### Your instructions
Every record here should be printed again exactly.

Entries from a dataset
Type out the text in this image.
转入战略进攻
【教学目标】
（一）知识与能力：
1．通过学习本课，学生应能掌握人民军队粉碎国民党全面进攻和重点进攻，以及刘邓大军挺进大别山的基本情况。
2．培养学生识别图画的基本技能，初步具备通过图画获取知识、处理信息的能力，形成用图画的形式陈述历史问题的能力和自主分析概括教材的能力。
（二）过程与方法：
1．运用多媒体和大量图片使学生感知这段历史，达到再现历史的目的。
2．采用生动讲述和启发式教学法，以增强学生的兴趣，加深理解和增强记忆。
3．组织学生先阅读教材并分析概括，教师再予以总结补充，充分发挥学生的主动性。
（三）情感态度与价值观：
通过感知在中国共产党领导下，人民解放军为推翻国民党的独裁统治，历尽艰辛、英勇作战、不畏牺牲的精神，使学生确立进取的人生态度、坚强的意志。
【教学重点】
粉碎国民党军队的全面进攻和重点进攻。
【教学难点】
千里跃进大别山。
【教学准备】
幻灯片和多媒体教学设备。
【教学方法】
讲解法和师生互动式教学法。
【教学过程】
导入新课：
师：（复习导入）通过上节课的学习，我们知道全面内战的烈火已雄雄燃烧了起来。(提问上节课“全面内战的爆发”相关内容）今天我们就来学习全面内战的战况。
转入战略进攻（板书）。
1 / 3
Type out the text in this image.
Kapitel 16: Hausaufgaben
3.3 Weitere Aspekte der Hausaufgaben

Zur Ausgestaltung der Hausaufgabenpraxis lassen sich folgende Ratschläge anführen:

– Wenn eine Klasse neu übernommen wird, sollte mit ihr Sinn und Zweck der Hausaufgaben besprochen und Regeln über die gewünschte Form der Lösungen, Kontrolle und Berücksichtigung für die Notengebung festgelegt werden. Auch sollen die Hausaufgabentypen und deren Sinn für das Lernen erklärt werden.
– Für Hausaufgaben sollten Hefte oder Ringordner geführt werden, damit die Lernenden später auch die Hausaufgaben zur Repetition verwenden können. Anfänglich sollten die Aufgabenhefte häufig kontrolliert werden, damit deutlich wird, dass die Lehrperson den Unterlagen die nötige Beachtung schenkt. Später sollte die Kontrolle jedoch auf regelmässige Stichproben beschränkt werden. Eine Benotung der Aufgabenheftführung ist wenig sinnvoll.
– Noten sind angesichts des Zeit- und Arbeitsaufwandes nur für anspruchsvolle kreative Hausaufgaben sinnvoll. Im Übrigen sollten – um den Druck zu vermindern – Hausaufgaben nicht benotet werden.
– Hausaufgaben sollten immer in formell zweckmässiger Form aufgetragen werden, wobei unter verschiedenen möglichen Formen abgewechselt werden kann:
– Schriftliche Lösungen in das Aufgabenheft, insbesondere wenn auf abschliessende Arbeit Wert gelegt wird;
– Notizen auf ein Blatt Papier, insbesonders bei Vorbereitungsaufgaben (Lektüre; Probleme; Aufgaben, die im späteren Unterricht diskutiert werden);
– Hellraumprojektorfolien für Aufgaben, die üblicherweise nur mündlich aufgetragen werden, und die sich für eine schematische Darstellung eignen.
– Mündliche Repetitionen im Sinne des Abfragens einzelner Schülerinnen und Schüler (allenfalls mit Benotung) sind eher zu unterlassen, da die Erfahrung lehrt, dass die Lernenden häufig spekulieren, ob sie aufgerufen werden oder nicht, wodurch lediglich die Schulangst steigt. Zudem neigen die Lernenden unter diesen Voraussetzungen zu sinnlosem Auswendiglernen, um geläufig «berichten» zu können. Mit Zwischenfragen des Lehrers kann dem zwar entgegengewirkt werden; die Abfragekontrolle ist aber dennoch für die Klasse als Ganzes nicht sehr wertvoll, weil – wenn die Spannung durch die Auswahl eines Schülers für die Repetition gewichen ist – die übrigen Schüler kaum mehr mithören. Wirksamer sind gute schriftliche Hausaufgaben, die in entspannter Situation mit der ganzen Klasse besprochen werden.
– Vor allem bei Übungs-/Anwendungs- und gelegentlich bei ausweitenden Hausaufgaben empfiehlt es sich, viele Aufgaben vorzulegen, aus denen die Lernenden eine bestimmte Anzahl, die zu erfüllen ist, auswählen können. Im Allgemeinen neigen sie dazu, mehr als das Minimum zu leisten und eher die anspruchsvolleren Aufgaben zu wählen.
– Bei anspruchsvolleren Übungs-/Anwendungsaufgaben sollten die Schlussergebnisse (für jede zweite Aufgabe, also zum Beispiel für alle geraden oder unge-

### Task output
Type out the text in this image.
转入战略进攻
【教学目标】
（一）知识与能力：
1．通过学习本课，学生应能掌握人民军队粉碎国民党全面进攻和重点进攻，以及刘邓大军挺进大别山的基本情况。
2．培养学生识别图画的基本技能，初步具备通过图画获取知识、处理信息的能力，形成用图画的形式陈述历史问题的能力和自主分析概括教材的能力。
（二）过程与方法：
1．运用多媒体和大量图片使学生感知这段历史，达到再现历史的目的。
2．采用生动讲述和启发式教学法，以增强学生的兴趣，加深理解和增强记忆。
3．组织学生先阅读教材并分析概括，教师再予以总结补充，充分发挥学生的主动性。
（三）情感态度与价值观：
通过感知在中国共产党领导下，人民解放军为推翻国民党的独裁统治，历尽艰辛、英勇作战、不畏牺牲的精神，使学生确立进取的人生态度、坚强的意志。
【教学重点】
粉碎国民党军队的全面进攻和重点进攻。
【教学难点】
千里跃进大别山。
【教学准备】
幻灯片和多媒体教学设备。
【教学方法】
讲解法和师生互动式教学法。
【教学过程】
导入新课：
师：（复习导入）通过上节课的学习，我们知道全面内战的烈火已雄雄燃烧了起来。(提问上节课“全面内战的爆发”相关内容）今天我们就来学习全面内战的战况。
转入战略进攻（板书）。
1 / 3
Type out the text in this image.
Kapitel 16: Hausaufgaben
3.3 Weitere Aspekte der Hausaufgaben

Zur Ausgestaltung der Hausaufgabenpraxis lassen sich folgende Ratschläge anführen:

– Wenn eine Klasse neu übernommen wird, sollte mit ihr Sinn und Zweck der Hausaufgaben besprochen und Regeln über die gewünschte Form der Lösungen, Kontrolle und Berücksichtigung für die Notengebung festgelegt werden. Auch sollen die Hausaufgabentypen und deren Sinn für das Lernen erklärt werden.
– Für Hausaufgaben sollten Hefte oder Ringordner geführt werden, damit die Lernenden später auch die Hausaufgaben zur Repetition verwenden können. Anfänglich sollten die Aufgabenhefte häufig kontrolliert werden, damit deutlich wird, dass die Lehrperson den Unterlagen die nötige Beachtung schenkt. Später sollte die Kontrolle jedoch auf regelmässige Stichproben beschränkt werden. Eine Benotung der Aufgabenheftführung ist wenig sinnvoll.
– Noten sind angesichts des Zeit- und Arbeitsaufwandes nur für anspruchsvolle kreative Hausaufgaben sinnvoll. Im Übrigen sollten – um den Druck zu vermindern – Hausaufgaben nicht benotet werden.
– Hausaufgaben sollten immer in formell zweckmässiger Form aufgetragen werden, wobei unter verschiedenen möglichen Formen abgewechselt werden kann:
– Schriftliche Lösungen in das Aufgabenheft, insbesondere wenn auf abschliessende Arbeit Wert gelegt wird;
– Notizen auf ein Blatt Papier, insbesonders bei Vorbereitungsaufgaben (Lektüre; Probleme; Aufgaben, die im späteren Unterricht diskutiert werden);
– Hellraumprojektorfolien für Aufgaben, die üblicherweise nur mündlich aufgetragen werden, und die sich für eine schematische Darstellung eignen.
– Mündliche Repetitionen im Sinne des Abfragens einzelner Schülerinnen und Schüler (allenfalls mit Benotung) sind eher zu unterlassen, da die Erfahrung lehrt, dass die Lernenden häufig spekulieren, ob sie aufgerufen werden oder nicht, wodurch lediglich die Schulangst steigt. Zudem neigen die Lernenden unter diesen Voraussetzungen zu sinnlosem Auswendiglernen, um geläufig «berichten» zu können. Mit Zwischenfragen des Lehrers kann dem zwar entgegengewirkt werden; die Abfragekontrolle ist aber dennoch für die Klasse als Ganzes nicht sehr wertvoll, weil – wenn die Spannung durch die Auswahl eines Schülers für die Repetition gewichen ist – die übrigen Schüler kaum mehr mithören. Wirksamer sind gute schriftliche Hausaufgaben, die in entspannter Situation mit der ganzen Klasse besprochen werden.
– Vor allem bei Übungs-/Anwendungs- und gelegentlich bei ausweitenden Hausaufgaben empfiehlt es sich, viele Aufgaben vorzulegen, aus denen die Lernenden eine bestimmte Anzahl, die zu erfüllen ist, auswählen können. Im Allgemeinen neigen sie dazu, mehr als das Minimum zu leisten und eher die anspruchsvolleren Aufgaben zu wählen.
– Bei anspruchsvolleren Übungs-/Anwendungsaufgaben sollten die Schlussergebnisse (für jede zweite Aufgabe, also zum Beispiel für alle geraden oder unge-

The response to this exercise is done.